• [What you need to do] Using the listing below, select the lines with the word "samples" and copy them.

• [Exercise input]
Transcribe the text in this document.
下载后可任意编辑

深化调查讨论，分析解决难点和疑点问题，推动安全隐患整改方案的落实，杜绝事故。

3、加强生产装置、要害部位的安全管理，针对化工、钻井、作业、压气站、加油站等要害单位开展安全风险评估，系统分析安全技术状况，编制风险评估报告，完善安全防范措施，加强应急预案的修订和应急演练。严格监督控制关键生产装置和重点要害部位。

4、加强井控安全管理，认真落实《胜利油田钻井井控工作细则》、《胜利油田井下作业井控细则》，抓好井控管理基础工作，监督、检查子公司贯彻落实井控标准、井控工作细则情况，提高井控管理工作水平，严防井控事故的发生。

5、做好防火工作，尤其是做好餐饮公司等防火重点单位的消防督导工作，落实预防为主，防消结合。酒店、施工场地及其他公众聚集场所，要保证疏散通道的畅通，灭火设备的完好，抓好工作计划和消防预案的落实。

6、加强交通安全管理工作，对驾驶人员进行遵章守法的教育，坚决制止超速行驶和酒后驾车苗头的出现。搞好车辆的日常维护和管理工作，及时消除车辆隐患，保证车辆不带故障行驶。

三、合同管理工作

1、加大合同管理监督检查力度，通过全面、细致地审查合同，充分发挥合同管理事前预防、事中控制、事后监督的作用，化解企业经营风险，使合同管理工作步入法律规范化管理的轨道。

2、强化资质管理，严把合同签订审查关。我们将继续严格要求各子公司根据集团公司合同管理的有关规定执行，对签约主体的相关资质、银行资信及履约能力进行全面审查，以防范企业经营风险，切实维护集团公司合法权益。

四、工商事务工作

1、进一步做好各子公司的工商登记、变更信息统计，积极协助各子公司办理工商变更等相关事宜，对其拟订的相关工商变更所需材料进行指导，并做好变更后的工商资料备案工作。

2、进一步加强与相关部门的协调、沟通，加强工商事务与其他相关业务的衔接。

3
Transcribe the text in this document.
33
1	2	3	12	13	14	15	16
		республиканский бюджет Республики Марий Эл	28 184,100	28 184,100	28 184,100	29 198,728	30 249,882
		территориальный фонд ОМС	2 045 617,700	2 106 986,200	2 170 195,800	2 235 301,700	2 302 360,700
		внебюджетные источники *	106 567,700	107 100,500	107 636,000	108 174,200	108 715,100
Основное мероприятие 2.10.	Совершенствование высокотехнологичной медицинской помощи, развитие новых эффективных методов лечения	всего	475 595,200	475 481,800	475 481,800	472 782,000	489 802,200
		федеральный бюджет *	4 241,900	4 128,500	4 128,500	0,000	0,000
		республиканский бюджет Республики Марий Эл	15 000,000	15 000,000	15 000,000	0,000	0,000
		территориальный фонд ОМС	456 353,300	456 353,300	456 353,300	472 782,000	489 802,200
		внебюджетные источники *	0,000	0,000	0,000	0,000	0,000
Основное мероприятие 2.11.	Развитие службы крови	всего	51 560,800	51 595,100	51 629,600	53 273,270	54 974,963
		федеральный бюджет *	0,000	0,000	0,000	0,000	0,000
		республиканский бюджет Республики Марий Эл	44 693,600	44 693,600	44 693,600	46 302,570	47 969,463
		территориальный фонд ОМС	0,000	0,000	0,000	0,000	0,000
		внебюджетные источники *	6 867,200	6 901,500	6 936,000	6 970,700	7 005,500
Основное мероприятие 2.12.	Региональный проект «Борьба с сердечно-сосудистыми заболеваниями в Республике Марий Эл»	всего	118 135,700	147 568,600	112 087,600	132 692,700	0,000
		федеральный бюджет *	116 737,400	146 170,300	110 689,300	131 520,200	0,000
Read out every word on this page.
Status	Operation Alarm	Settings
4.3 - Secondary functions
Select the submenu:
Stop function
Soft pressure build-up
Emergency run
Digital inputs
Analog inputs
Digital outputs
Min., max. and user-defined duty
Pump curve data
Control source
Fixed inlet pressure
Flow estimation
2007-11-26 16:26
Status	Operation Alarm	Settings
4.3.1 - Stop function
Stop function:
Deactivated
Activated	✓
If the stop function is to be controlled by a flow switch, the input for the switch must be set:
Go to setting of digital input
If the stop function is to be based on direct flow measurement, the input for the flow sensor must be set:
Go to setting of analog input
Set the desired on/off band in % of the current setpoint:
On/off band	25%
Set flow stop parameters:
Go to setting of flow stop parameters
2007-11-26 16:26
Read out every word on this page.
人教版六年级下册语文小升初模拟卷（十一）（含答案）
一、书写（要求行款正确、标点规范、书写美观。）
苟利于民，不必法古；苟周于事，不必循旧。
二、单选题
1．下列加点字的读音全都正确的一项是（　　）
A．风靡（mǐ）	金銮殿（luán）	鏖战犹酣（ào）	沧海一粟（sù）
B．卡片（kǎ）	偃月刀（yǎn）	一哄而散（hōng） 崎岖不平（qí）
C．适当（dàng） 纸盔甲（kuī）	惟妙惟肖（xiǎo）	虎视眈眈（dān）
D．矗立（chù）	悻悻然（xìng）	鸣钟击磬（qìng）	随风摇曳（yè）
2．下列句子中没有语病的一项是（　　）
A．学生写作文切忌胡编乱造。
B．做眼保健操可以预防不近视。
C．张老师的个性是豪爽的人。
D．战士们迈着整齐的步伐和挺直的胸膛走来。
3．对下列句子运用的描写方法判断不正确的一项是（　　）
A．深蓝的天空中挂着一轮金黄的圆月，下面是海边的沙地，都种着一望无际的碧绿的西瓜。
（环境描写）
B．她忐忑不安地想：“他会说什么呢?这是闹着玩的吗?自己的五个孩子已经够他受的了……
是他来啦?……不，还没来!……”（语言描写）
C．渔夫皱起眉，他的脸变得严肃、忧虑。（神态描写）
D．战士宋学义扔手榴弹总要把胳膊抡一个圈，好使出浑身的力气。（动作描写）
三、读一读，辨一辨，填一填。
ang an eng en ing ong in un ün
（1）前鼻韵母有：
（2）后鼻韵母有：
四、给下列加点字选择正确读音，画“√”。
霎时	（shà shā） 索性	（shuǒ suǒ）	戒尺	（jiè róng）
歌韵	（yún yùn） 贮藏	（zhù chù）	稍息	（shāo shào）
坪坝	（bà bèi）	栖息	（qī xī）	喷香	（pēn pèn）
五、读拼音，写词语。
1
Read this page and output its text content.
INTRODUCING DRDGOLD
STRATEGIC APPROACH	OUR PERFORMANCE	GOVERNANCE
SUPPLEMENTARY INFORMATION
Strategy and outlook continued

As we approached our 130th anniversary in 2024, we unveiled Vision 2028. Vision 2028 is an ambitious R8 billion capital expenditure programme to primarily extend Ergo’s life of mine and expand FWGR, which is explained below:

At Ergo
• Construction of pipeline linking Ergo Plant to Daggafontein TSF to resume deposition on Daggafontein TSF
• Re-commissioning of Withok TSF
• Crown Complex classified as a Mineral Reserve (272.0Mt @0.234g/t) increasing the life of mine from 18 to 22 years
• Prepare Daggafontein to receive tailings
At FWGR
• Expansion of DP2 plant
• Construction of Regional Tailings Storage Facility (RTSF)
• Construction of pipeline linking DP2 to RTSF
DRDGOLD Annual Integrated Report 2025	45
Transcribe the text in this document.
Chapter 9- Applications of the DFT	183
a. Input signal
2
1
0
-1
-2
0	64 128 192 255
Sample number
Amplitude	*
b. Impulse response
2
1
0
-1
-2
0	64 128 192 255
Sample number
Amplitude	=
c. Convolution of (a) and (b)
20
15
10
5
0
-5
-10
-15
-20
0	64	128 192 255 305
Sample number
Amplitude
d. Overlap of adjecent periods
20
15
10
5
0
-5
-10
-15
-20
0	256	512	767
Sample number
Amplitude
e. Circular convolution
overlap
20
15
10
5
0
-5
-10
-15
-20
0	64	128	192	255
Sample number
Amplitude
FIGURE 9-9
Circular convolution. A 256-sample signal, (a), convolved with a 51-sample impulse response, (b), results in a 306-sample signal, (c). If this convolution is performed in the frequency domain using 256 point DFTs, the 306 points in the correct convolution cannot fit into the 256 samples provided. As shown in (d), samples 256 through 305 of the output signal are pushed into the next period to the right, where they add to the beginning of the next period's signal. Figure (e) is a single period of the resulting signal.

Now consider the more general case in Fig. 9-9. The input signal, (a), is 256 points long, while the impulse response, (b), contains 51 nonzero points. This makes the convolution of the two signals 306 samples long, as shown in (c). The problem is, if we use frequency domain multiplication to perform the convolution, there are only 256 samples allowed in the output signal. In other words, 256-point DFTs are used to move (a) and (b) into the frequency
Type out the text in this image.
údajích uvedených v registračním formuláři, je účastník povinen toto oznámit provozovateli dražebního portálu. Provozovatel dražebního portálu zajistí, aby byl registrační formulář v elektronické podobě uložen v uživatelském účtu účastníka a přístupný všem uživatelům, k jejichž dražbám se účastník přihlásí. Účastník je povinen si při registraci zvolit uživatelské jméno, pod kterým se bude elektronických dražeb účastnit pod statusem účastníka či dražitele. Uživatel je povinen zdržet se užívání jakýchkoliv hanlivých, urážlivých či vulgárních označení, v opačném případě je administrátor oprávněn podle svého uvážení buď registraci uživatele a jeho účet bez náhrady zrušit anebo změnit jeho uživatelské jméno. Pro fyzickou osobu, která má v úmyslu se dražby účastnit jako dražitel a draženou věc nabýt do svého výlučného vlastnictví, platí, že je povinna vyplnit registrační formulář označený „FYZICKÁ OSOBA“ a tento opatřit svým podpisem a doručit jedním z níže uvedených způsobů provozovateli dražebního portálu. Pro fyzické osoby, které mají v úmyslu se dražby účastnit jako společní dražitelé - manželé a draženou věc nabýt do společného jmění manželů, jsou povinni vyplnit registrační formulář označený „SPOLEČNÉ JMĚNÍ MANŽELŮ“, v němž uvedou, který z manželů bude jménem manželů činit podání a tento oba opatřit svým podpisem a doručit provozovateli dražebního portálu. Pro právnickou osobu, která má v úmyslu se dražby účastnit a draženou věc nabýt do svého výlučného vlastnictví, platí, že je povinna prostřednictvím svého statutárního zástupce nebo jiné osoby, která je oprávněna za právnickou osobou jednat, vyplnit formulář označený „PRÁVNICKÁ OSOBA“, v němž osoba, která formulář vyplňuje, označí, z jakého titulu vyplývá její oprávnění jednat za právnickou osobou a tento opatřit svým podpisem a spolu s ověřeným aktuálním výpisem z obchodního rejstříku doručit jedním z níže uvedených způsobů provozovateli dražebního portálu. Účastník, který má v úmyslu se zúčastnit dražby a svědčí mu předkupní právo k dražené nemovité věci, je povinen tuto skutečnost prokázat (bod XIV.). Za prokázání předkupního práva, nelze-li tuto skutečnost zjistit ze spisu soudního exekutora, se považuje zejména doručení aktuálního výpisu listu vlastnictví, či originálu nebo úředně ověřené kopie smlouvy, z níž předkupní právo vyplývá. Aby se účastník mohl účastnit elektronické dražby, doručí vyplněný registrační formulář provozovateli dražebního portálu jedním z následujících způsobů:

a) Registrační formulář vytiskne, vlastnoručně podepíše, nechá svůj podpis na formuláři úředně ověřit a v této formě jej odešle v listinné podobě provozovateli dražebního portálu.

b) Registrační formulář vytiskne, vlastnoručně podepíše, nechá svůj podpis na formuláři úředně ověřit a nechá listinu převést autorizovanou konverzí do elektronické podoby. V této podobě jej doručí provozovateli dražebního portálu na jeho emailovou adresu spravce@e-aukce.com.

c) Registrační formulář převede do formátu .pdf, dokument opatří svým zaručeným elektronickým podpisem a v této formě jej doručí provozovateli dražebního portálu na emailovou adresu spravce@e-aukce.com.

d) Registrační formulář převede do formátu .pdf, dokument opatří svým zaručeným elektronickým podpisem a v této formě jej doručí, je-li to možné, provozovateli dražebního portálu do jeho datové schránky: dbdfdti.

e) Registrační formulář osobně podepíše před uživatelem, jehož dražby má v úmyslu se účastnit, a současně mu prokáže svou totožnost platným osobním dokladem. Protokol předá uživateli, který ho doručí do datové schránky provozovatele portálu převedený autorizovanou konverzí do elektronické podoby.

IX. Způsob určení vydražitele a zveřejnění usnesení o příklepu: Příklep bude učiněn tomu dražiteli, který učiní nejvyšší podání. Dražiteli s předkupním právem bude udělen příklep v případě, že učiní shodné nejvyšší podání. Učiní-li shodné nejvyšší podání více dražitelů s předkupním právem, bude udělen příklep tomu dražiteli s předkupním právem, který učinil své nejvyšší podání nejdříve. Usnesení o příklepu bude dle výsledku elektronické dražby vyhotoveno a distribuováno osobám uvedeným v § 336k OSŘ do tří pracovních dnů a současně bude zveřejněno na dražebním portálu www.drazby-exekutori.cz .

• [Output of the exercise]
Circular convolution. A 256-sample signal, (a), convolved with a 51-sample impulse response, (b), results in a 306-sample signal, (c). If this convolution is performed in the frequency domain using 256 point DFTs, the 306 points in the correct convolution cannot fit into the 256 samples provided. As shown in (d), samples 256 through 305 of the output signal are pushed into the next period to the right, where they add to the beginning of the next period's signal. Figure (e) is a single period of the resulting signal.
Now consider the more general case in Fig. 9-9. The input signal, (a), is 256 points long, while the impulse response, (b), contains 51 nonzero points. This makes the convolution of the two signals 306 samples long, as shown in (c). The problem is, if we use frequency domain multiplication to perform the convolution, there are only 256 samples allowed in the output signal. In other words, 256-point DFTs are used to move (a) and (b) into the frequency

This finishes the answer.